Retype all of the entries word for word.

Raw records
==*==

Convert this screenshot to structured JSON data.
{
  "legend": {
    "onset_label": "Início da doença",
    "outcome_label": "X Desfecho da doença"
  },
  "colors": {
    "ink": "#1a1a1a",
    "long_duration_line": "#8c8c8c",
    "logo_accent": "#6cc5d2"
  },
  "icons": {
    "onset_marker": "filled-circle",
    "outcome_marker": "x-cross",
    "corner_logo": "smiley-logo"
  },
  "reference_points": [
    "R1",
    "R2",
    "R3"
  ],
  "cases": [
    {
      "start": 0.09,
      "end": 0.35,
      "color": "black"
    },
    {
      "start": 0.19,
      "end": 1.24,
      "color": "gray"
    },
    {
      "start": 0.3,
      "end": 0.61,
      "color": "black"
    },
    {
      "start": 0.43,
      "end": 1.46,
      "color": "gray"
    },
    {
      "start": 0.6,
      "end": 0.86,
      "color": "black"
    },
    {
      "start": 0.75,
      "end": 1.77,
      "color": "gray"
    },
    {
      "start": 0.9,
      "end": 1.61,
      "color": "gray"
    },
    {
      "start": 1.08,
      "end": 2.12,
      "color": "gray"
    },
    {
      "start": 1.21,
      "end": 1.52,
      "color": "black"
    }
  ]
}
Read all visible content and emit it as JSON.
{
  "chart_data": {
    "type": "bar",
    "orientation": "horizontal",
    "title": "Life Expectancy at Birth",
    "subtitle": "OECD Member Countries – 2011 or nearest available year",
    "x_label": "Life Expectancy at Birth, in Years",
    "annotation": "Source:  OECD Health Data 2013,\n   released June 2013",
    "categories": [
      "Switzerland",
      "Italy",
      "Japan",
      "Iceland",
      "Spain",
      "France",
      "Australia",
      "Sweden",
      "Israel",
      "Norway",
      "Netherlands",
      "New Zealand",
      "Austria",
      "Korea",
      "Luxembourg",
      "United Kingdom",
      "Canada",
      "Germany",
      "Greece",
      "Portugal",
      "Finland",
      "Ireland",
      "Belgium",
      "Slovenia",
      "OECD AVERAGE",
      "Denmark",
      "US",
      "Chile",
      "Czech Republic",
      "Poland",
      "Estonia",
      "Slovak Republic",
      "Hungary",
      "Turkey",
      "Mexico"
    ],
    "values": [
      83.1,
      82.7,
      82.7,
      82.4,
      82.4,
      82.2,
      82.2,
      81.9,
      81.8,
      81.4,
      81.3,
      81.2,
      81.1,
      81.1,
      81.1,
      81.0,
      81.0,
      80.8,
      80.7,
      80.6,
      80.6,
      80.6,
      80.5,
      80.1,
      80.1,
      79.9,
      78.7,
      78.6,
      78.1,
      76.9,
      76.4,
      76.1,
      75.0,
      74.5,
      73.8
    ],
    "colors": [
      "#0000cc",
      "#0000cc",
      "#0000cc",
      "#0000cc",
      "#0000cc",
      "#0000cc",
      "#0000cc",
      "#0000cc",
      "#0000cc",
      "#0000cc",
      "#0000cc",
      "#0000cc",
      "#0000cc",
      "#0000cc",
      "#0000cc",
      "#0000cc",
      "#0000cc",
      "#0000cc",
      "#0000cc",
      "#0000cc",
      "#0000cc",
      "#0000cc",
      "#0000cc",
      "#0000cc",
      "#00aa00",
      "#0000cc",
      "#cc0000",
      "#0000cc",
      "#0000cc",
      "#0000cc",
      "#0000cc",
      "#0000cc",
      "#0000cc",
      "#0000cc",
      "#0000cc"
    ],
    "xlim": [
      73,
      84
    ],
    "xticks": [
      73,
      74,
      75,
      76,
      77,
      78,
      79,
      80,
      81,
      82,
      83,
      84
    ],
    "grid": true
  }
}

==*==

Answer to the problem
Convert this screenshot to structured JSON data.
{
  "legend": {
    "onset_label": "Início da doença",
    "outcome_label": "X Desfecho da doença"
  },
  "colors": {
    "ink": "#1a1a1a",
    "long_duration_line": "#8c8c8c",
    "logo_accent": "#6cc5d2"
  },
  "icons": {
    "onset_marker": "filled-circle",
    "outcome_marker": "x-cross",
    "corner_logo": "smiley-logo"
  },
  "reference_points": [
    "R1",
    "R2",
    "R3"
  ],
  "cases": [
    {
      "start": 0.09,
      "end": 0.35,
      "color": "black"
    },
    {
      "start": 0.19,
      "end": 1.24,
      "color": "gray"
    },
    {
      "start": 0.3,
      "end": 0.61,
      "color": "black"
    },
    {
      "start": 0.43,
      "end": 1.46,
      "color": "gray"
    },
    {
      "start": 0.6,
      "end": 0.86,
      "color": "black"
    },
    {
      "start": 0.75,
      "end": 1.77,
      "color": "gray"
    },
    {
      "start": 0.9,
      "end": 1.61,
      "color": "gray"
    },
    {
      "start": 1.08,
      "end": 2.12,
      "color": "gray"
    },
    {
      "start": 1.21,
      "end": 1.52,
      "color": "black"
    }
  ]
}
Read all visible content and emit it as JSON.
{
  "chart_data": {
    "type": "bar",
    "orientation": "horizontal",
    "title": "Life Expectancy at Birth",
    "subtitle": "OECD Member Countries – 2011 or nearest available year",
    "x_label": "Life Expectancy at Birth, in Years",
    "annotation": "Source:  OECD Health Data 2013,\n   released June 2013",
    "categories": [
      "Switzerland",
      "Italy",
      "Japan",
      "Iceland",
      "Spain",
      "France",
      "Australia",
      "Sweden",
      "Israel",
      "Norway",
      "Netherlands",
      "New Zealand",
      "Austria",
      "Korea",
      "Luxembourg",
      "United Kingdom",
      "Canada",
      "Germany",
      "Greece",
      "Portugal",
      "Finland",
      "Ireland",
      "Belgium",
      "Slovenia",
      "OECD AVERAGE",
      "Denmark",
      "US",
      "Chile",
      "Czech Republic",
      "Poland",
      "Estonia",
      "Slovak Republic",
      "Hungary",
      "Turkey",
      "Mexico"
    ],
    "values": [
      83.1,
      82.7,
      82.7,
      82.4,
      82.4,
      82.2,
      82.2,
      81.9,
      81.8,
      81.4,
      81.3,
      81.2,
      81.1,
      81.1,
      81.1,
      81.0,
      81.0,
      80.8,
      80.7,
      80.6,
      80.6,
      80.6,
      80.5,
      80.1,
      80.1,
      79.9,
      78.7,
      78.6,
      78.1,
      76.9,
      76.4,
      76.1,
      75.0,
      74.5,
      73.8
    ],
    "colors": [
      "#0000cc",
      "#0000cc",
      "#0000cc",
      "#0000cc",
      "#0000cc",
      "#0000cc",
      "#0000cc",
      "#0000cc",
      "#0000cc",
      "#0000cc",
      "#0000cc",
      "#0000cc",
      "#0000cc",
      "#0000cc",
      "#0000cc",
      "#0000cc",
      "#0000cc",
      "#0000cc",
      "#0000cc",
      "#0000cc",
      "#0000cc",
      "#0000cc",
      "#0000cc",
      "#0000cc",
      "#00aa00",
      "#0000cc",
      "#cc0000",
      "#0000cc",
      "#0000cc",
      "#0000cc",
      "#0000cc",
      "#0000cc",
      "#0000cc",
      "#0000cc",
      "#0000cc"
    ],
    "xlim": [
      73,
      84
    ],
    "xticks": [
      73,
      74,
      75,
      76,
      77,
      78,
      79,
      80,
      81,
      82,
      83,
      84
    ],
    "grid": true
  }
}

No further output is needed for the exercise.